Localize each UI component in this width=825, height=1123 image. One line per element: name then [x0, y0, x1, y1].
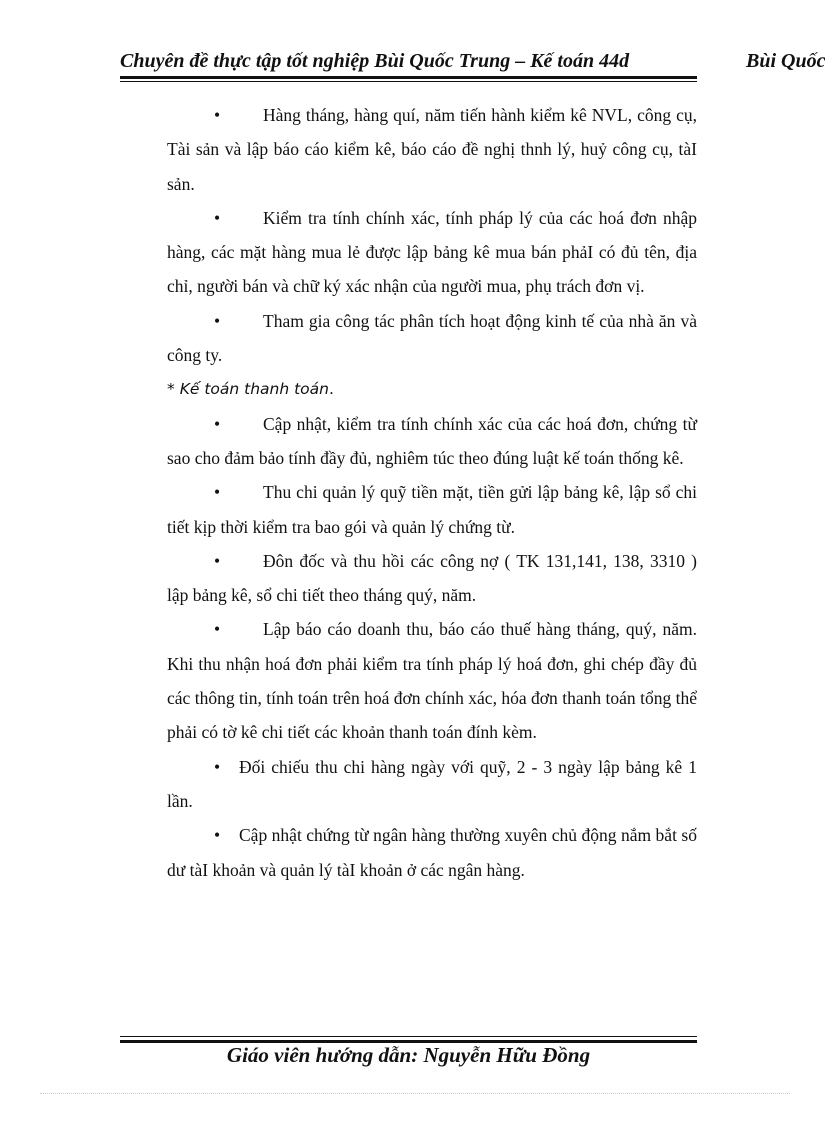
page-bottom-divider: [40, 1093, 790, 1094]
paragraph-text: Thu chi quản lý quỹ tiền mặt, tiền gửi lập bảng kê, lập sổ chi tiết kịp thời kiểm tra bao gói và quản lý chứng từ.: [167, 482, 697, 537]
paragraph-text: Hàng tháng, hàng quí, năm tiến hành kiểm kê NVL, công cụ, Tài sản và lập báo cáo kiểm kê, báo cáo đề nghị thnh lý, huỷ công cụ, tàI sản.: [167, 105, 697, 194]
bullet-icon: •: [214, 756, 221, 777]
footer-rule-thin: [120, 1036, 697, 1037]
bullet-icon: •: [214, 413, 221, 434]
bullet-icon: •: [214, 105, 221, 125]
bullet-paragraph: [167, 750, 697, 819]
header-right-overflow: Bùi Quốc: [746, 50, 825, 72]
footer-supervisor: Giáo viên hướng dẫn: Nguyễn Hữu Đồng: [226, 1043, 591, 1067]
bullet-paragraph: [167, 475, 697, 544]
header-title: Chuyên đề thực tập tốt nghiệp Bùi Quốc Trung – Kế toán 44d: [120, 50, 630, 72]
bullet-icon: •: [214, 207, 221, 228]
bullet-paragraph: [167, 201, 697, 304]
bullet-paragraph: [167, 612, 697, 749]
bullet-icon: •: [214, 482, 221, 503]
paragraph-text: Kiểm tra tính chính xác, tính pháp lý của các hoá đơn nhập hàng, các mặt hàng mua lẻ được lập bảng kê mua bán phảI có đủ tên, địa chỉ, người bán và chữ ký xác nhận của người mua, phụ trách đơn vị.: [167, 207, 697, 297]
section-star: *: [167, 380, 175, 399]
bullet-paragraph: [167, 818, 697, 887]
header-rule-thick: [120, 76, 697, 79]
paragraph-text: Đối chiếu thu chi hàng ngày với quỹ, 2 - 3 ngày lập bảng kê 1 lần.: [167, 756, 697, 811]
bullet-icon: •: [214, 825, 221, 846]
paragraph-text: Cập nhật, kiểm tra tính chính xác của các hoá đơn, chứng từ sao cho đảm bảo tính đầy đủ, nghiêm túc theo đúng luật kế toán thống kê.: [167, 413, 697, 468]
header-rule-thin: [120, 81, 697, 82]
document-body: [167, 98, 697, 887]
section-heading: [167, 372, 697, 406]
paragraph-text: Lập báo cáo doanh thu, báo cáo thuế hàng tháng, quý, năm. Khi thu nhận hoá đơn phải kiểm tra tính pháp lý hoá đơn, ghi chép đầy đủ các thông tin, tính toán trên hoá đơn chính xác, hóa đơn thanh toán tổng thể phải có tờ kê chi tiết các khoản thanh toán đính kèm.: [167, 619, 697, 743]
bullet-paragraph: [167, 544, 697, 613]
bullet-paragraph: [167, 407, 697, 476]
paragraph-text: Đôn đốc và thu hồi các công nợ ( TK 131,141, 138, 3310 ) lập bảng kê, sổ chi tiết theo tháng quý, năm.: [167, 550, 697, 606]
section-period: .: [328, 380, 334, 399]
bullet-icon: •: [214, 550, 221, 571]
bullet-icon: •: [214, 310, 221, 331]
section-heading-text: Kế toán thanh toán: [179, 380, 329, 399]
paragraph-text: Cập nhật chứng từ ngân hàng thường xuyên chủ động nắm bắt số dư tàI khoản và quản lý tàI khoản ở các ngân hàng.: [167, 825, 697, 880]
paragraph-text: Tham gia công tác phân tích hoạt động kinh tế của nhà ăn và công ty.: [167, 310, 697, 366]
bullet-paragraph: [167, 98, 697, 201]
bullet-paragraph: [167, 304, 697, 373]
bullet-icon: •: [214, 619, 221, 640]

What you should do:
Revise all the lines above so that every "bullet-icon" reads "bullet-symbol", leaving everything else unchanged. Leave the picture out of your answer.

Output below:
Localize each UI component in this width=825, height=1123 image. One line per element: name then [x0, y0, x1, y1].
page-bottom-divider: [40, 1093, 790, 1094]
paragraph-text: Thu chi quản lý quỹ tiền mặt, tiền gửi lập bảng kê, lập sổ chi tiết kịp thời kiểm tra bao gói và quản lý chứng từ.: [167, 482, 697, 537]
paragraph-text: Hàng tháng, hàng quí, năm tiến hành kiểm kê NVL, công cụ, Tài sản và lập báo cáo kiểm kê, báo cáo đề nghị thnh lý, huỷ công cụ, tàI sản.: [167, 105, 697, 194]
bullet-symbol: •: [214, 756, 221, 777]
footer-rule-thin: [120, 1036, 697, 1037]
bullet-symbol: •: [214, 413, 221, 434]
bullet-symbol: •: [214, 105, 221, 125]
bullet-paragraph: [167, 750, 697, 819]
header-right-overflow: Bùi Quốc: [746, 50, 825, 72]
footer-supervisor: Giáo viên hướng dẫn: Nguyễn Hữu Đồng: [226, 1043, 591, 1067]
bullet-paragraph: [167, 475, 697, 544]
header-title: Chuyên đề thực tập tốt nghiệp Bùi Quốc Trung – Kế toán 44d: [120, 50, 630, 72]
bullet-symbol: •: [214, 207, 221, 228]
bullet-paragraph: [167, 201, 697, 304]
bullet-paragraph: [167, 612, 697, 749]
bullet-symbol: •: [214, 482, 221, 503]
paragraph-text: Kiểm tra tính chính xác, tính pháp lý của các hoá đơn nhập hàng, các mặt hàng mua lẻ được lập bảng kê mua bán phảI có đủ tên, địa chỉ, người bán và chữ ký xác nhận của người mua, phụ trách đơn vị.: [167, 207, 697, 297]
section-star: *: [167, 380, 175, 399]
bullet-paragraph: [167, 818, 697, 887]
header-rule-thick: [120, 76, 697, 79]
paragraph-text: Đối chiếu thu chi hàng ngày với quỹ, 2 - 3 ngày lập bảng kê 1 lần.: [167, 756, 697, 811]
bullet-symbol: •: [214, 825, 221, 846]
paragraph-text: Cập nhật, kiểm tra tính chính xác của các hoá đơn, chứng từ sao cho đảm bảo tính đầy đủ, nghiêm túc theo đúng luật kế toán thống kê.: [167, 413, 697, 468]
header-rule-thin: [120, 81, 697, 82]
document-body: [167, 98, 697, 887]
section-heading: [167, 372, 697, 406]
paragraph-text: Lập báo cáo doanh thu, báo cáo thuế hàng tháng, quý, năm. Khi thu nhận hoá đơn phải kiểm tra tính pháp lý hoá đơn, ghi chép đầy đủ các thông tin, tính toán trên hoá đơn chính xác, hóa đơn thanh toán tổng thể phải có tờ kê chi tiết các khoản thanh toán đính kèm.: [167, 619, 697, 743]
bullet-paragraph: [167, 544, 697, 613]
bullet-paragraph: [167, 407, 697, 476]
paragraph-text: Đôn đốc và thu hồi các công nợ ( TK 131,141, 138, 3310 ) lập bảng kê, sổ chi tiết theo tháng quý, năm.: [167, 550, 697, 606]
section-period: .: [328, 380, 334, 399]
bullet-symbol: •: [214, 550, 221, 571]
bullet-symbol: •: [214, 310, 221, 331]
section-heading-text: Kế toán thanh toán: [179, 380, 329, 399]
paragraph-text: Cập nhật chứng từ ngân hàng thường xuyên chủ động nắm bắt số dư tàI khoản và quản lý tàI khoản ở các ngân hàng.: [167, 825, 697, 880]
paragraph-text: Tham gia công tác phân tích hoạt động kinh tế của nhà ăn và công ty.: [167, 310, 697, 366]
bullet-paragraph: [167, 98, 697, 201]
bullet-paragraph: [167, 304, 697, 373]
bullet-symbol: •: [214, 619, 221, 640]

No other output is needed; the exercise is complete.